**THE REQUEST:** In the records below, pick out all lines containing the word "Surface".

**INFORMATION GIVEN:**
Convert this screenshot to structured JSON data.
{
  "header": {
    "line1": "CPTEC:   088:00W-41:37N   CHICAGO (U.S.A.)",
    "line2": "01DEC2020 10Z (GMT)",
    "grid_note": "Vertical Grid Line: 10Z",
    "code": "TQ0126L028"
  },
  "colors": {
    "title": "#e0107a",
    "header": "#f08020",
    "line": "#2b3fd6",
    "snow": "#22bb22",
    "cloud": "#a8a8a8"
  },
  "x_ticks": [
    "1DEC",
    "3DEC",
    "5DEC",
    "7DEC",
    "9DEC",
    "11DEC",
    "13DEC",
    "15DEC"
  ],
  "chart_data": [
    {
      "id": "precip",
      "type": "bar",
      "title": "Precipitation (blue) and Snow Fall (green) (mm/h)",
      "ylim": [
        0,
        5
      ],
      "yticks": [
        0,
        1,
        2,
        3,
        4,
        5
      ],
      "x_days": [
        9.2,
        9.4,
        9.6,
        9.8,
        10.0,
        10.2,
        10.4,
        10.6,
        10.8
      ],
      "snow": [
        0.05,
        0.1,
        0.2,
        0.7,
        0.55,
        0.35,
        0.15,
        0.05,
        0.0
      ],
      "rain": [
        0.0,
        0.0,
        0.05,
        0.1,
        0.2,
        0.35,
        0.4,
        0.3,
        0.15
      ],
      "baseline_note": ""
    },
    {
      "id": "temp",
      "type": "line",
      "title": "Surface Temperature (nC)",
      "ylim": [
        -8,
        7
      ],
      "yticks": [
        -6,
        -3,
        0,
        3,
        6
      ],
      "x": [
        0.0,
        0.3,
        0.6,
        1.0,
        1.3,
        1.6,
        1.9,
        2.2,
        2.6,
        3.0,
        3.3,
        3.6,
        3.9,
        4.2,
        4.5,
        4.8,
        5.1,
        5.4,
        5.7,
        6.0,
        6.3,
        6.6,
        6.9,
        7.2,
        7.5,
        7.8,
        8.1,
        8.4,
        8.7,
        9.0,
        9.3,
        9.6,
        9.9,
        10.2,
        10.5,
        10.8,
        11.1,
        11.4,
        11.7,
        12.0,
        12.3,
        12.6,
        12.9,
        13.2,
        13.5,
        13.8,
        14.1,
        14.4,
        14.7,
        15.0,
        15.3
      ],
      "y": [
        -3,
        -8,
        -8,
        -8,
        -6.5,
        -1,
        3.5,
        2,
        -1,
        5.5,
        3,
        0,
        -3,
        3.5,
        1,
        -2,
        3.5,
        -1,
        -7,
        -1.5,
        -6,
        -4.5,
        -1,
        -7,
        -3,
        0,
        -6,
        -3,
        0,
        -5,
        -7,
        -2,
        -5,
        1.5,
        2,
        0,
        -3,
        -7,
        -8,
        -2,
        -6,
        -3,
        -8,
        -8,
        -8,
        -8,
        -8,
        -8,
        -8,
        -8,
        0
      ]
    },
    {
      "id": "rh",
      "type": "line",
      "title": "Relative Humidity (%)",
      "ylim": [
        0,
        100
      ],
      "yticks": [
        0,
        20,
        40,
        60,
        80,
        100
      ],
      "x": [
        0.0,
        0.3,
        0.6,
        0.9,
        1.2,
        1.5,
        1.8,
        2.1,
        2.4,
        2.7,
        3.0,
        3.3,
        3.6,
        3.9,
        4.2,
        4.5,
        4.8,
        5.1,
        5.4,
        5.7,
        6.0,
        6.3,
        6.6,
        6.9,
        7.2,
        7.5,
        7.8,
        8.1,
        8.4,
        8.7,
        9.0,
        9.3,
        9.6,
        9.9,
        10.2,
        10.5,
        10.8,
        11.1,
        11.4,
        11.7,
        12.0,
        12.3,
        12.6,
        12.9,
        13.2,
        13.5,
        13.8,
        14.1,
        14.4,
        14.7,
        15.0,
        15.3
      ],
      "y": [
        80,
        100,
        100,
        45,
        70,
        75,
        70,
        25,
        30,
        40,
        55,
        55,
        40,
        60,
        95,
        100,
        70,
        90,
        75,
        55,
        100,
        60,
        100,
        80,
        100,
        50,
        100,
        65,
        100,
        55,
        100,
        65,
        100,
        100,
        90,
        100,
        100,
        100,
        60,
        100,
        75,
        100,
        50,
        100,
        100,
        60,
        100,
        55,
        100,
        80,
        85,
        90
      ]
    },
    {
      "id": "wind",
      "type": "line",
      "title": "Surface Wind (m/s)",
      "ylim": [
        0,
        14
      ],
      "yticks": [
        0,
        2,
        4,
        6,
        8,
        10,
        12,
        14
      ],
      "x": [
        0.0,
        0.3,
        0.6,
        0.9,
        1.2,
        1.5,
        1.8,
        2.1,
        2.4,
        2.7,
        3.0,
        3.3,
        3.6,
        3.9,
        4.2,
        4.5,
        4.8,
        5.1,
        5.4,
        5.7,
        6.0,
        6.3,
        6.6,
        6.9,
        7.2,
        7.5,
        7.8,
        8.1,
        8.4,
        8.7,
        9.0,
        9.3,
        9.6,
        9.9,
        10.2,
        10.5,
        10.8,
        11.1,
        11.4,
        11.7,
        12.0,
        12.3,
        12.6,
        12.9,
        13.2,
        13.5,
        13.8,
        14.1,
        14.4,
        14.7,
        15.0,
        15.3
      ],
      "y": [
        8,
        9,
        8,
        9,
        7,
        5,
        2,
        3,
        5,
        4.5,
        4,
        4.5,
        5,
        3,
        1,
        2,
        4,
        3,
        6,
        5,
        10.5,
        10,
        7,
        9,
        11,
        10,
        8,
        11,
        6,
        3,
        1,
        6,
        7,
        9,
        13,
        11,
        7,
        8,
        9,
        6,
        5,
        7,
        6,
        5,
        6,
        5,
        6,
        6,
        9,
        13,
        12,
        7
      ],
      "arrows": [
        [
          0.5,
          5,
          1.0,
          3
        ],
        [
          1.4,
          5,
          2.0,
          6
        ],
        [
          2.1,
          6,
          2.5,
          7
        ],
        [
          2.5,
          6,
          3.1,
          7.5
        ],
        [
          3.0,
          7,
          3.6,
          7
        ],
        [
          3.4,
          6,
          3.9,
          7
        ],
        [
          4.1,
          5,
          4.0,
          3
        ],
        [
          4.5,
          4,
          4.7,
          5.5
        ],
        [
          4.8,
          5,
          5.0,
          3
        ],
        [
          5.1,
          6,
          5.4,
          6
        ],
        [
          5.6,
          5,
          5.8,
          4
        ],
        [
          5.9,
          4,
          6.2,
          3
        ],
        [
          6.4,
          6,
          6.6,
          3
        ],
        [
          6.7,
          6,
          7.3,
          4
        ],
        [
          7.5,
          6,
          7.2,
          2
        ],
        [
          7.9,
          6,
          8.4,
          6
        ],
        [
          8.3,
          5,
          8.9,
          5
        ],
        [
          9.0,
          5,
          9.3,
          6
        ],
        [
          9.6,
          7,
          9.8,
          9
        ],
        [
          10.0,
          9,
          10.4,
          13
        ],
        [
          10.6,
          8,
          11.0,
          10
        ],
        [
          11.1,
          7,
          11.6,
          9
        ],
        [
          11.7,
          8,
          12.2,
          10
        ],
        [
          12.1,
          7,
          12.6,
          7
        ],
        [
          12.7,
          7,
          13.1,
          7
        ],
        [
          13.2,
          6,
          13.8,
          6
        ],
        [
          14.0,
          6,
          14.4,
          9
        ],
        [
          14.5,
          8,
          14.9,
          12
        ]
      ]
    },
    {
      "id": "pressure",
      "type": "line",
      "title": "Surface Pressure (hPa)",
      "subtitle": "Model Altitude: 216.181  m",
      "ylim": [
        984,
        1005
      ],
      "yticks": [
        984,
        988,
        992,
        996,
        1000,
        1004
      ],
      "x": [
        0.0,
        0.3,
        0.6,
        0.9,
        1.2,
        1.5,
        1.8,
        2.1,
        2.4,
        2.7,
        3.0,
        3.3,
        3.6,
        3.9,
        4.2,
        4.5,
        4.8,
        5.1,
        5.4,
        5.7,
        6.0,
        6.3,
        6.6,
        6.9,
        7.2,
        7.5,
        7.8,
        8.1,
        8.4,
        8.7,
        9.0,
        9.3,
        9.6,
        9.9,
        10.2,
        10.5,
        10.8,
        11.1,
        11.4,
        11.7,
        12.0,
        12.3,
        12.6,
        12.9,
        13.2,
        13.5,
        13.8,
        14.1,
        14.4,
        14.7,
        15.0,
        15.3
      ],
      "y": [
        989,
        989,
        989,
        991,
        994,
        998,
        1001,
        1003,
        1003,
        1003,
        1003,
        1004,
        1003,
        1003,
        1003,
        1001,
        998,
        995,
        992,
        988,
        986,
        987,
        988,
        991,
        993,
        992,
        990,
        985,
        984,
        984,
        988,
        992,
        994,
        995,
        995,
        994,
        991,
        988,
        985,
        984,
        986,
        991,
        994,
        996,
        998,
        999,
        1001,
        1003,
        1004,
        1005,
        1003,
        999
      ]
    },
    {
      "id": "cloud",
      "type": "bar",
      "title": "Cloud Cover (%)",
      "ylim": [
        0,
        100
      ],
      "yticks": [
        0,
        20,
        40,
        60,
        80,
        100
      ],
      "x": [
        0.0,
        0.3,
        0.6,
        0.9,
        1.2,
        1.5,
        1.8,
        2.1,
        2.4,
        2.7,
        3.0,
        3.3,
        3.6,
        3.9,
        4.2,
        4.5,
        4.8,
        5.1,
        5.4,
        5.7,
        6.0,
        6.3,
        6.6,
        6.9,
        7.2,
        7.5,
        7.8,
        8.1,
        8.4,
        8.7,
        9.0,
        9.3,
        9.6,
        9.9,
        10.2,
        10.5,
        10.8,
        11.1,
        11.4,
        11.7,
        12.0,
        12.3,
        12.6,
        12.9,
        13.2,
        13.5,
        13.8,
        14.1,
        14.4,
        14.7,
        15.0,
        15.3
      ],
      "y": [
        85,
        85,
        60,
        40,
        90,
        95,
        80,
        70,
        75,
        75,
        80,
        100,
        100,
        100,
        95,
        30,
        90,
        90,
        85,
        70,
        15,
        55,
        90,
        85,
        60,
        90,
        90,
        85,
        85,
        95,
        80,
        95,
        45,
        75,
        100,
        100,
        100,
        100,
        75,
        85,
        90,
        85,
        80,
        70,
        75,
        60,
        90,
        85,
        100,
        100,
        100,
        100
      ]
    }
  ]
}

**COMPLETE OUTPUT:**
      "title": "Surface Temperature (nC)",
      "title": "Surface Wind (m/s)",
      "title": "Surface Pressure (hPa)",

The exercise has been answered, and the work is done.